[CHALLENGE]
Extract each line of the data below exactly as written.

>> begin

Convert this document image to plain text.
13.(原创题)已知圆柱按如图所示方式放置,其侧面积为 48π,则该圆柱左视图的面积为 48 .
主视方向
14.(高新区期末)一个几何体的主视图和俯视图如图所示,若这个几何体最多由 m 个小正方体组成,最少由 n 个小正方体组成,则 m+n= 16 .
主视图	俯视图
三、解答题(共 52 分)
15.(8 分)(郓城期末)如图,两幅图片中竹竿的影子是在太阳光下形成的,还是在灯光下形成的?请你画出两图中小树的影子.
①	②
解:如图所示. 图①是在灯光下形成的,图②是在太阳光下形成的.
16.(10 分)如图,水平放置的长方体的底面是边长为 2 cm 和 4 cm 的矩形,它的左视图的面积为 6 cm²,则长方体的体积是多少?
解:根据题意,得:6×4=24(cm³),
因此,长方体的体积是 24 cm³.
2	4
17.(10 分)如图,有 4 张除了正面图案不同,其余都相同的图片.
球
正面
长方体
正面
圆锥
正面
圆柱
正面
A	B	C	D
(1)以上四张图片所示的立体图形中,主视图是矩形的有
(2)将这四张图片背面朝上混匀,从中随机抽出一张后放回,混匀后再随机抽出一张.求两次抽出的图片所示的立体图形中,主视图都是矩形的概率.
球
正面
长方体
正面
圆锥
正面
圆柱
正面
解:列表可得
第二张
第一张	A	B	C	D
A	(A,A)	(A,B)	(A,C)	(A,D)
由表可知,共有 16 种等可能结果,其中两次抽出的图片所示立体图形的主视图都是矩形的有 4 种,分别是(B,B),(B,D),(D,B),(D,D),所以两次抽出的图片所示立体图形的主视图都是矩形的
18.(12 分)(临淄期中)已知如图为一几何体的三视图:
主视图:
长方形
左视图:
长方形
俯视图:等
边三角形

>> end

[OUTPUT FOR THIS TASK]
Convert this document image to plain text.
13.(原创题)已知圆柱按如图所示方式放置,其侧面积为 48π,则该圆柱左视图的面积为 48 .
主视方向
14.(高新区期末)一个几何体的主视图和俯视图如图所示,若这个几何体最多由 m 个小正方体组成,最少由 n 个小正方体组成,则 m+n= 16 .
主视图	俯视图
三、解答题(共 52 分)
15.(8 分)(郓城期末)如图,两幅图片中竹竿的影子是在太阳光下形成的,还是在灯光下形成的?请你画出两图中小树的影子.
①	②
解:如图所示. 图①是在灯光下形成的,图②是在太阳光下形成的.
16.(10 分)如图,水平放置的长方体的底面是边长为 2 cm 和 4 cm 的矩形,它的左视图的面积为 6 cm²,则长方体的体积是多少?
解:根据题意,得:6×4=24(cm³),
因此,长方体的体积是 24 cm³.
2	4
17.(10 分)如图,有 4 张除了正面图案不同,其余都相同的图片.
球
正面
长方体
正面
圆锥
正面
圆柱
正面
A	B	C	D
(1)以上四张图片所示的立体图形中,主视图是矩形的有
(2)将这四张图片背面朝上混匀,从中随机抽出一张后放回,混匀后再随机抽出一张.求两次抽出的图片所示的立体图形中,主视图都是矩形的概率.
球
正面
长方体
正面
圆锥
正面
圆柱
正面
解:列表可得
第二张
第一张	A	B	C	D
A	(A,A)	(A,B)	(A,C)	(A,D)
由表可知,共有 16 种等可能结果,其中两次抽出的图片所示立体图形的主视图都是矩形的有 4 种,分别是(B,B),(B,D),(D,B),(D,D),所以两次抽出的图片所示立体图形的主视图都是矩形的
18.(12 分)(临淄期中)已知如图为一几何体的三视图:
主视图:
长方形
左视图:
长方形
俯视图:等
边三角形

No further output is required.